### The exercise
Could you write out every entry exactly as it stands?

### Dataset
◇ ◇ ◇

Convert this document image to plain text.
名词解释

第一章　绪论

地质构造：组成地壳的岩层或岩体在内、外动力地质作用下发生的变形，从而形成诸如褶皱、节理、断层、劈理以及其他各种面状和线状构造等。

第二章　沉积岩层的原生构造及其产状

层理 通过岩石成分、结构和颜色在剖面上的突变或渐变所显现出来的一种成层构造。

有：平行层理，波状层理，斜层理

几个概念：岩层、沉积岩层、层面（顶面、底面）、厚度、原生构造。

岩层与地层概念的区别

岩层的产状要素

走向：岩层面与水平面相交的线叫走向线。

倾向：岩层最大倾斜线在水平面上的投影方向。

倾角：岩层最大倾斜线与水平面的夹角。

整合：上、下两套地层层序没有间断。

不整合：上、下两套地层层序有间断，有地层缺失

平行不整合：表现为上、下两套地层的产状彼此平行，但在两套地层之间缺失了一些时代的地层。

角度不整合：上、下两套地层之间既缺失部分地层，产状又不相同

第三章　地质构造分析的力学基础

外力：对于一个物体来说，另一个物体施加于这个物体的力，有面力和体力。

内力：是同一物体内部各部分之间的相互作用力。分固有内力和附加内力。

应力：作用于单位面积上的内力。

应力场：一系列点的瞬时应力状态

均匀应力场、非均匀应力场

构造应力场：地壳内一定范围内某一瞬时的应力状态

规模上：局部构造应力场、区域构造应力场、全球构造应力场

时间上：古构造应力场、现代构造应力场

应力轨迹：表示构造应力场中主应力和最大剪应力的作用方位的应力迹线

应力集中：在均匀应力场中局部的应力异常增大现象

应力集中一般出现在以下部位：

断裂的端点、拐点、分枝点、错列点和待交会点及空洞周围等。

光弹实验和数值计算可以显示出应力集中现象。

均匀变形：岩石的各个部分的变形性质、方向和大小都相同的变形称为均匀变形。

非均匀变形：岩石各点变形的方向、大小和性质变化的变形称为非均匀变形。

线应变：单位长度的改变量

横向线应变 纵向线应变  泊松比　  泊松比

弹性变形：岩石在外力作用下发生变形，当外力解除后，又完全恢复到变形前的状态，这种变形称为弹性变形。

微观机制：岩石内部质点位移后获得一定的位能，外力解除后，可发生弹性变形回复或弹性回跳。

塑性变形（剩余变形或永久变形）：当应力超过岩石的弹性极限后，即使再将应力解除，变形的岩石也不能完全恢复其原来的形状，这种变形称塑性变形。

◇ ◇ ◇

### Worked answer
Convert this document image to plain text.
名词解释

第一章　绪论

地质构造：组成地壳的岩层或岩体在内、外动力地质作用下发生的变形，从而形成诸如褶皱、节理、断层、劈理以及其他各种面状和线状构造等。

第二章　沉积岩层的原生构造及其产状

层理 通过岩石成分、结构和颜色在剖面上的突变或渐变所显现出来的一种成层构造。

有：平行层理，波状层理，斜层理

几个概念：岩层、沉积岩层、层面（顶面、底面）、厚度、原生构造。

岩层与地层概念的区别

岩层的产状要素

走向：岩层面与水平面相交的线叫走向线。

倾向：岩层最大倾斜线在水平面上的投影方向。

倾角：岩层最大倾斜线与水平面的夹角。

整合：上、下两套地层层序没有间断。

不整合：上、下两套地层层序有间断，有地层缺失

平行不整合：表现为上、下两套地层的产状彼此平行，但在两套地层之间缺失了一些时代的地层。

角度不整合：上、下两套地层之间既缺失部分地层，产状又不相同

第三章　地质构造分析的力学基础

外力：对于一个物体来说，另一个物体施加于这个物体的力，有面力和体力。

内力：是同一物体内部各部分之间的相互作用力。分固有内力和附加内力。

应力：作用于单位面积上的内力。

应力场：一系列点的瞬时应力状态

均匀应力场、非均匀应力场

构造应力场：地壳内一定范围内某一瞬时的应力状态

规模上：局部构造应力场、区域构造应力场、全球构造应力场

时间上：古构造应力场、现代构造应力场

应力轨迹：表示构造应力场中主应力和最大剪应力的作用方位的应力迹线

应力集中：在均匀应力场中局部的应力异常增大现象

应力集中一般出现在以下部位：

断裂的端点、拐点、分枝点、错列点和待交会点及空洞周围等。

光弹实验和数值计算可以显示出应力集中现象。

均匀变形：岩石的各个部分的变形性质、方向和大小都相同的变形称为均匀变形。

非均匀变形：岩石各点变形的方向、大小和性质变化的变形称为非均匀变形。

线应变：单位长度的改变量

横向线应变 纵向线应变  泊松比　  泊松比

弹性变形：岩石在外力作用下发生变形，当外力解除后，又完全恢复到变形前的状态，这种变形称为弹性变形。

微观机制：岩石内部质点位移后获得一定的位能，外力解除后，可发生弹性变形回复或弹性回跳。

塑性变形（剩余变形或永久变形）：当应力超过岩石的弹性极限后，即使再将应力解除，变形的岩石也不能完全恢复其原来的形状，这种变形称塑性变形。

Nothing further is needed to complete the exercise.